**WHAT IS REQUIRED:**
Output only the lines from the line holding "Extract the structured" through the close of the records, exactly as they appear, with all pictures omitted.

**RECORDS TO USE:**
============

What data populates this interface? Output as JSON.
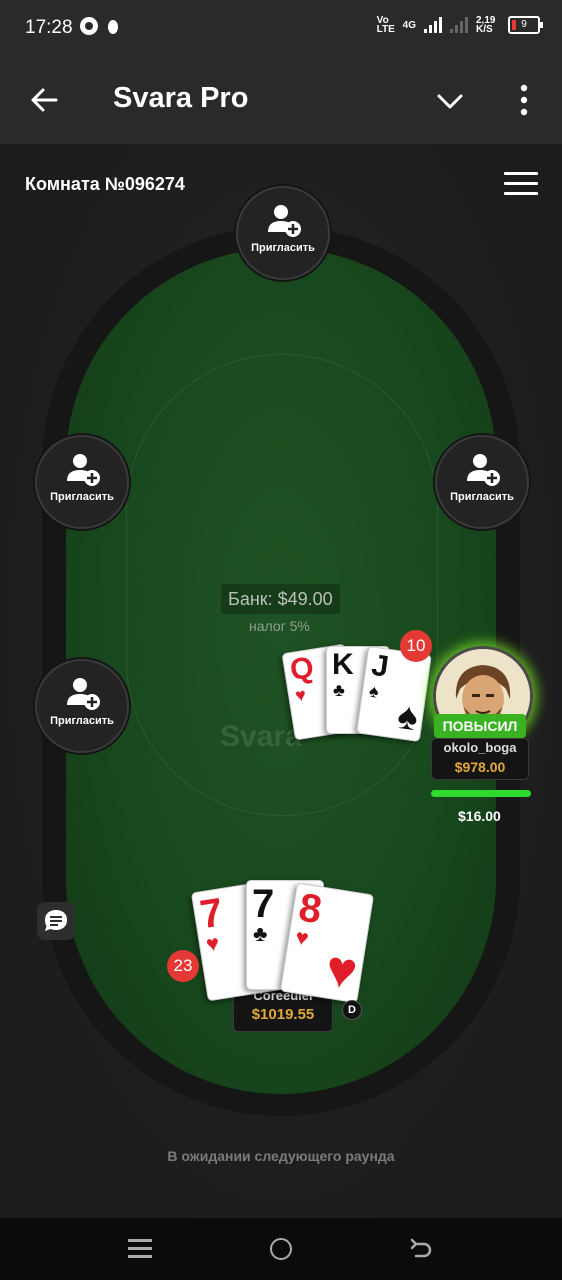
{
  "status_bar": {
    "time": "17:28",
    "network": "Vo LTE",
    "net_type": "4G",
    "speed": "2,19 K/S",
    "battery": "9"
  },
  "app_bar": {
    "title": "Svara Pro"
  },
  "room": {
    "title": "Комната №096274"
  },
  "seats": [
    {
      "label": "Пригласить"
    },
    {
      "label": "Пригласить"
    },
    {
      "label": "Пригласить"
    },
    {
      "label": "Пригласить"
    }
  ],
  "table": {
    "bank": "Банк: $49.00",
    "tax": "налог 5%",
    "watermark": "Svara"
  },
  "opponent": {
    "name": "okolo_boga",
    "chips": "$978.00",
    "action": "ПОВЫСИЛ",
    "bet": "$16.00",
    "score": "10",
    "cards": [
      {
        "rank": "Q",
        "suit": "♥"
      },
      {
        "rank": "K",
        "suit": "♣"
      },
      {
        "rank": "J",
        "suit": "♠"
      }
    ]
  },
  "me": {
    "name": "Coreeulel",
    "chips": "$1019.55",
    "score": "23",
    "dealer": "D",
    "cards": [
      {
        "rank": "7",
        "suit": "♥"
      },
      {
        "rank": "7",
        "suit": "♣"
      },
      {
        "rank": "8",
        "suit": "♥"
      }
    ]
  },
  "status_message": "В ожидании следующего раунда",
  "colors": {
    "felt": "#194a1e",
    "raise": "#3ab322",
    "chips": "#e0a93a",
    "score_badge": "#e53935"
  }
}
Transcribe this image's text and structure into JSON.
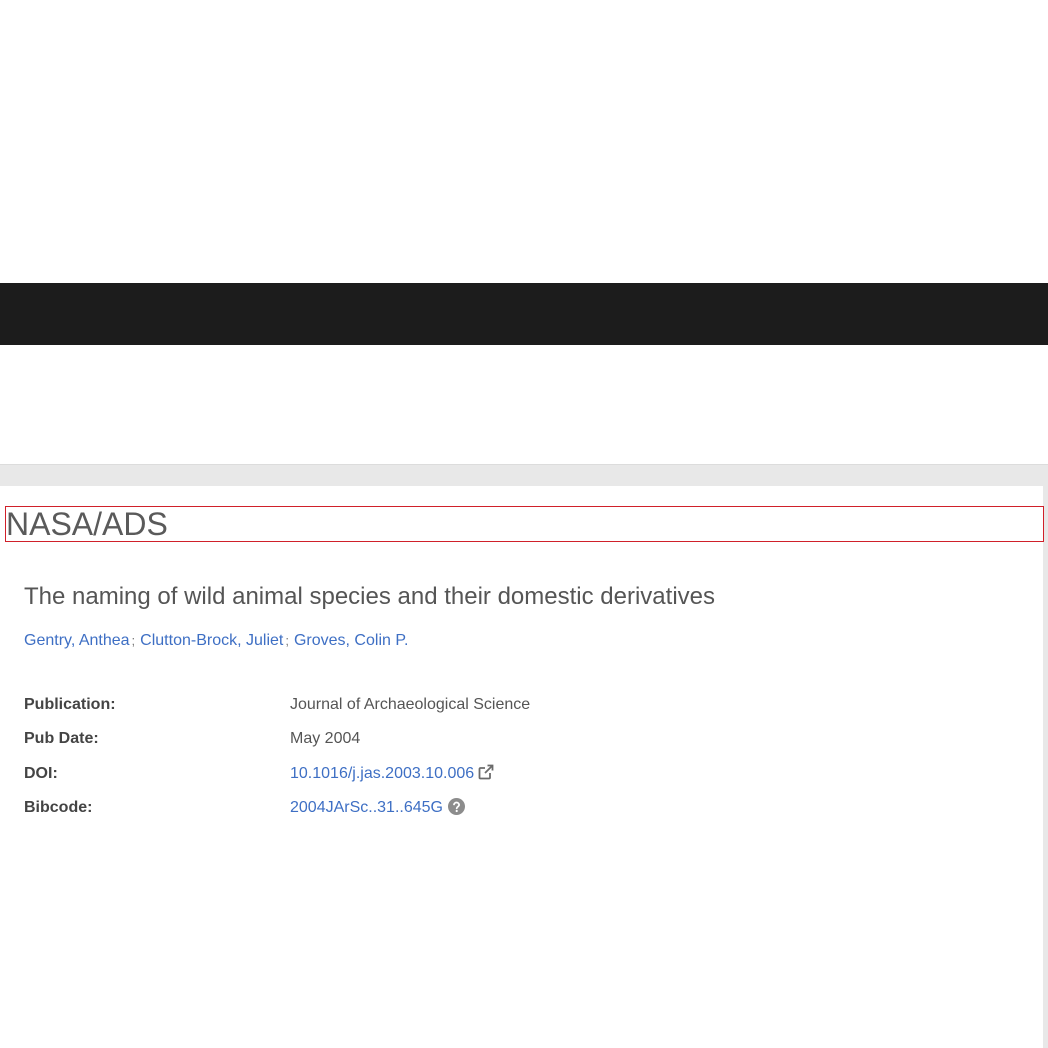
{
  "header": {
    "site_title": "NASA/ADS"
  },
  "article": {
    "title": "The naming of wild animal species and their domestic derivatives",
    "authors": [
      "Gentry, Anthea",
      "Clutton-Brock, Juliet",
      "Groves, Colin P."
    ],
    "author_separator": ";"
  },
  "metadata": {
    "publication_label": "Publication:",
    "publication_value": "Journal of Archaeological Science",
    "pubdate_label": "Pub Date:",
    "pubdate_value": "May 2004",
    "doi_label": "DOI:",
    "doi_value": "10.1016/j.jas.2003.10.006",
    "doi_icon": "external-link-icon",
    "bibcode_label": "Bibcode:",
    "bibcode_value": "2004JArSc..31..645G",
    "bibcode_icon": "question-circle-icon"
  },
  "colors": {
    "navbar": "#1c1c1c",
    "link": "#3e6fc4",
    "highlight_border": "#d0202a",
    "background_gray": "#e8e8e8"
  }
}
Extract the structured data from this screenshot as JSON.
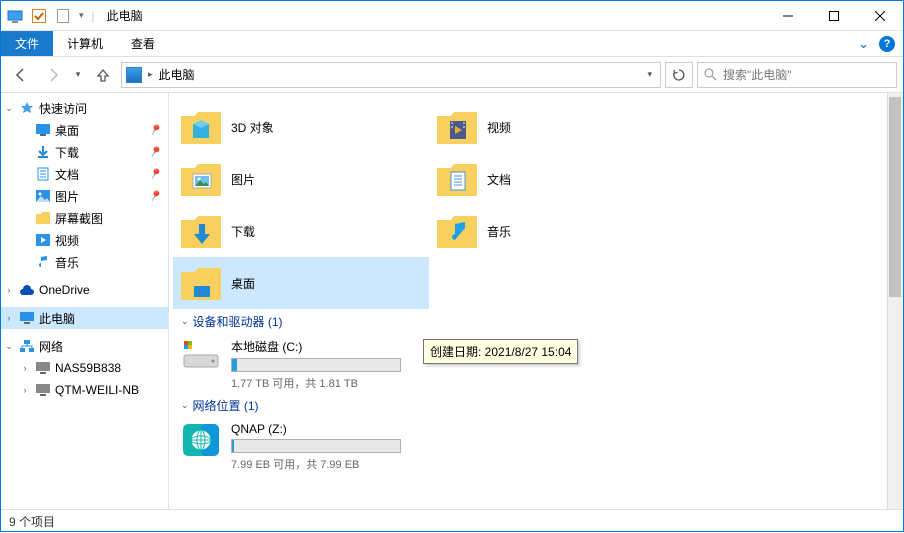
{
  "window": {
    "title": "此电脑",
    "qat_separator": "|"
  },
  "ribbon": {
    "tabs": {
      "file": "文件",
      "computer": "计算机",
      "view": "查看"
    }
  },
  "nav": {
    "address": "此电脑",
    "search_placeholder": "搜索\"此电脑\""
  },
  "sidebar": {
    "quick_access": "快速访问",
    "desktop": "桌面",
    "downloads": "下载",
    "documents": "文档",
    "pictures": "图片",
    "screenshots": "屏幕截图",
    "videos": "视频",
    "music": "音乐",
    "onedrive": "OneDrive",
    "this_pc": "此电脑",
    "network": "网络",
    "nas": "NAS59B838",
    "qtm": "QTM-WEILI-NB"
  },
  "content": {
    "folders": {
      "objects3d": "3D 对象",
      "videos": "视频",
      "pictures": "图片",
      "documents": "文档",
      "downloads": "下载",
      "music": "音乐",
      "desktop": "桌面"
    },
    "tooltip": "创建日期: 2021/8/27 15:04",
    "section_devices": "设备和驱动器 (1)",
    "drive_c": {
      "name": "本地磁盘 (C:)",
      "fill_pct": 3,
      "sub": "1.77 TB 可用，共 1.81 TB"
    },
    "section_network": "网络位置 (1)",
    "drive_z": {
      "name": "QNAP (Z:)",
      "fill_pct": 1,
      "sub": "7.99 EB 可用，共 7.99 EB"
    }
  },
  "status": {
    "text": "9 个项目"
  }
}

============

**RESULT OF THIS EXERCISE:**
Extract the structured data from this screenshot as JSON.
{
  "window": {
    "title": "此电脑",
    "qat_separator": "|"
  },
  "ribbon": {
    "tabs": {
      "file": "文件",
      "computer": "计算机",
      "view": "查看"
    }
  },
  "nav": {
    "address": "此电脑",
    "search_placeholder": "搜索\"此电脑\""
  },
  "sidebar": {
    "quick_access": "快速访问",
    "desktop": "桌面",
    "downloads": "下载",
    "documents": "文档",
    "pictures": "图片",
    "screenshots": "屏幕截图",
    "videos": "视频",
    "music": "音乐",
    "onedrive": "OneDrive",
    "this_pc": "此电脑",
    "network": "网络",
    "nas": "NAS59B838",
    "qtm": "QTM-WEILI-NB"
  },
  "content": {
    "folders": {
      "objects3d": "3D 对象",
      "videos": "视频",
      "pictures": "图片",
      "documents": "文档",
      "downloads": "下载",
      "music": "音乐",
      "desktop": "桌面"
    },
    "tooltip": "创建日期: 2021/8/27 15:04",
    "section_devices": "设备和驱动器 (1)",
    "drive_c": {
      "name": "本地磁盘 (C:)",
      "fill_pct": 3,
      "sub": "1.77 TB 可用，共 1.81 TB"
    },
    "section_network": "网络位置 (1)",
    "drive_z": {
      "name": "QNAP (Z:)",
      "fill_pct": 1,
      "sub": "7.99 EB 可用，共 7.99 EB"
    }
  },
  "status": {
    "text": "9 个项目"
  }
}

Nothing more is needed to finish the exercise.